Your objective ▸ Wherever the string "Management" appears in a line, extract that line.
======== Dataset extract
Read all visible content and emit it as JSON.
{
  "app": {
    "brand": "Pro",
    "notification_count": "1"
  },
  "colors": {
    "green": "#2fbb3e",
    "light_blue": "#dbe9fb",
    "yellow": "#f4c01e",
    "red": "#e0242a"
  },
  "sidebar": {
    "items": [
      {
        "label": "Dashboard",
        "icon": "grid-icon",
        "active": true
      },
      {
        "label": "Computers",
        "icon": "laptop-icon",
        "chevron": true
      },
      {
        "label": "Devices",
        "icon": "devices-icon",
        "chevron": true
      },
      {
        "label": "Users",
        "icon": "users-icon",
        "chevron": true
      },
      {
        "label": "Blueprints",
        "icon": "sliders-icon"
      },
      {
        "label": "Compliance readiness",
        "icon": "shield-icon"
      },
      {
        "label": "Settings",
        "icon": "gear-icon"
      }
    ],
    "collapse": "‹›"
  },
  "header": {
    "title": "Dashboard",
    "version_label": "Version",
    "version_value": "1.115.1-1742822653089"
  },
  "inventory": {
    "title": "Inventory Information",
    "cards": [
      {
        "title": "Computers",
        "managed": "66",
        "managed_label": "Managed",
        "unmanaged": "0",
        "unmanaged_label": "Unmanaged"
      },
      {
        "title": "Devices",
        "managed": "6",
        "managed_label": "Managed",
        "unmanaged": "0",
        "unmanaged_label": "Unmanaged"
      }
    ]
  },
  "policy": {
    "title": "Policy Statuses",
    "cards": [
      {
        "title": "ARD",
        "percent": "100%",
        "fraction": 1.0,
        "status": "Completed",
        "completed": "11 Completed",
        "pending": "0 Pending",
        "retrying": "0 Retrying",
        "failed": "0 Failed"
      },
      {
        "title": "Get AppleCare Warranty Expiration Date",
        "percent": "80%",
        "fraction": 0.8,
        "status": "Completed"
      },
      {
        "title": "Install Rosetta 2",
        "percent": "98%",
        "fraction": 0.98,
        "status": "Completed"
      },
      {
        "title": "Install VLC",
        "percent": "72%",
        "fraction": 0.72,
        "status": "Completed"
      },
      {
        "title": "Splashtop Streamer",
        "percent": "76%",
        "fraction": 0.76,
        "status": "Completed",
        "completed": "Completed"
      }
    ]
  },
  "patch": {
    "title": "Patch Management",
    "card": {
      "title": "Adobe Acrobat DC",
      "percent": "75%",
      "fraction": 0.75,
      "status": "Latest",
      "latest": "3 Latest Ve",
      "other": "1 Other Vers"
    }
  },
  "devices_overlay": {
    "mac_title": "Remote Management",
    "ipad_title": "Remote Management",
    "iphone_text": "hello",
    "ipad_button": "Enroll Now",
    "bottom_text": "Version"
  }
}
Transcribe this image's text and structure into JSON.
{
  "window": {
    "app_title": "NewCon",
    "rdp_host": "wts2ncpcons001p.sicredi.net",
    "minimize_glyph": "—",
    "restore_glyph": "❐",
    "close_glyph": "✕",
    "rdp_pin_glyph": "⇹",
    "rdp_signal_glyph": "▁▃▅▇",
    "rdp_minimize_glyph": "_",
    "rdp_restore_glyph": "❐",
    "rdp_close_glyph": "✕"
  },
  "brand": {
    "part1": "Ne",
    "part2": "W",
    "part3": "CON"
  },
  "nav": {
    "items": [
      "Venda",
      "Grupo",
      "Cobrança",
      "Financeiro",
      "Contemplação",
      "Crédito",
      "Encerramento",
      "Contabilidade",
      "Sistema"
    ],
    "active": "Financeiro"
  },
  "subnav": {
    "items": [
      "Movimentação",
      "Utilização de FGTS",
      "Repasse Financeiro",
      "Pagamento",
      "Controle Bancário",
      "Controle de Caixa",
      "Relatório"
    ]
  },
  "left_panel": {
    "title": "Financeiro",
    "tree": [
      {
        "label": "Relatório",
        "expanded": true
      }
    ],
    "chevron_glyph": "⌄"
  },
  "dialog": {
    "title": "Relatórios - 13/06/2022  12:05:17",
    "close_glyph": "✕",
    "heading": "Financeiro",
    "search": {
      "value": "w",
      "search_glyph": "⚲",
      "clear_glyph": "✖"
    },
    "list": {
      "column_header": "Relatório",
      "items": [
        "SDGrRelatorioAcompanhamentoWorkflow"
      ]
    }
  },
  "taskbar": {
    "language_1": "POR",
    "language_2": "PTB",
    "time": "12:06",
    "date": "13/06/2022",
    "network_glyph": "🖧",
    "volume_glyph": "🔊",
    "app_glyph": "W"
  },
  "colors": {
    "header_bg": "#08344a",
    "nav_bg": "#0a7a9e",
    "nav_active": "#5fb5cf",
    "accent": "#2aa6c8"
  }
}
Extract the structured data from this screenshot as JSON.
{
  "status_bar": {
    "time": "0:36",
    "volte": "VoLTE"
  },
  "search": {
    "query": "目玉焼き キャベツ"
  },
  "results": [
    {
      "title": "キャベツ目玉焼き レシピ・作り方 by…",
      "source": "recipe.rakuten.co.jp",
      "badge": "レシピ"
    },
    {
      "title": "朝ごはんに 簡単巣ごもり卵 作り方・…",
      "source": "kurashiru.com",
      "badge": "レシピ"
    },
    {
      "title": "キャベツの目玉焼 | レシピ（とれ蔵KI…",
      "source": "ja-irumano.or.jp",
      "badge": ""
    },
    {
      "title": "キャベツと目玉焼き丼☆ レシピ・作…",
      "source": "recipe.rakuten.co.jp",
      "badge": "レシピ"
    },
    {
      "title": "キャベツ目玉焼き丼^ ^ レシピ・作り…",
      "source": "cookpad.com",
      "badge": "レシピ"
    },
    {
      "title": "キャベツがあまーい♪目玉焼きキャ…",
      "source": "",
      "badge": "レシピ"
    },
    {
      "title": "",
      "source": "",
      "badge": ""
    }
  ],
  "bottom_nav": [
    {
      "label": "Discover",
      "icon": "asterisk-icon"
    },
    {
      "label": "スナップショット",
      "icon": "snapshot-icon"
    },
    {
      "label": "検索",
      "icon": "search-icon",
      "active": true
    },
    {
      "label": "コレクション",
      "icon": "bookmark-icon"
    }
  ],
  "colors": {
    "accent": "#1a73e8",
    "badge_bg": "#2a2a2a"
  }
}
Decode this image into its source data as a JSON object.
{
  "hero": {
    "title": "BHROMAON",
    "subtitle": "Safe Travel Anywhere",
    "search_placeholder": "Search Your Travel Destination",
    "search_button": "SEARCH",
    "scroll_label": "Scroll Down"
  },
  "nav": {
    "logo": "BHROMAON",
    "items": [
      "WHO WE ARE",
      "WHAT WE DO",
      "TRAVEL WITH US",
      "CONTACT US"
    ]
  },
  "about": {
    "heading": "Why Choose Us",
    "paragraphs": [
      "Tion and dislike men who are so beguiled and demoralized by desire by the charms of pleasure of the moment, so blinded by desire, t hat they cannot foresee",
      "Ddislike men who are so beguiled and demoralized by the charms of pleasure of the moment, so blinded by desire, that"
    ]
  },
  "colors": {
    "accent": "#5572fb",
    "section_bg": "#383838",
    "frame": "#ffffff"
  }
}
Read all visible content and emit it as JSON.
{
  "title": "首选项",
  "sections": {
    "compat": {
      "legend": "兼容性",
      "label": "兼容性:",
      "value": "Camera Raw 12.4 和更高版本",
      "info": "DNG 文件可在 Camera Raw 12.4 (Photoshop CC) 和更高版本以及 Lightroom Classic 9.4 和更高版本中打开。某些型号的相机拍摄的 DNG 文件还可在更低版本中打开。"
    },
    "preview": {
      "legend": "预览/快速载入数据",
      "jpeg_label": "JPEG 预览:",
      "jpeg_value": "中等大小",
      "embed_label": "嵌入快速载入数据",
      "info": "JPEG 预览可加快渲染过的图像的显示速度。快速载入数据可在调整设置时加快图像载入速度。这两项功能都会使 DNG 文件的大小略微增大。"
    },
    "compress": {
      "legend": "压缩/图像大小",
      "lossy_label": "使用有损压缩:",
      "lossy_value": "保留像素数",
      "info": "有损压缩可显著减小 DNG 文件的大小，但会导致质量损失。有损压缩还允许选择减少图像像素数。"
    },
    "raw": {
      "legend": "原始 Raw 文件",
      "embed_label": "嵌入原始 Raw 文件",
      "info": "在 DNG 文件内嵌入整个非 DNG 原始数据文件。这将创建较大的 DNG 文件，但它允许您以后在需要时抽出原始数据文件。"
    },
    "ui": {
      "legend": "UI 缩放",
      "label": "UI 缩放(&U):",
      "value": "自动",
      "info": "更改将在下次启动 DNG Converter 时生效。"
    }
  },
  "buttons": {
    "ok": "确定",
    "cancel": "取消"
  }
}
================
Task result ▸
    "title": "Patch Management",
    "mac_title": "Remote Management",
    "ipad_title": "Remote Management",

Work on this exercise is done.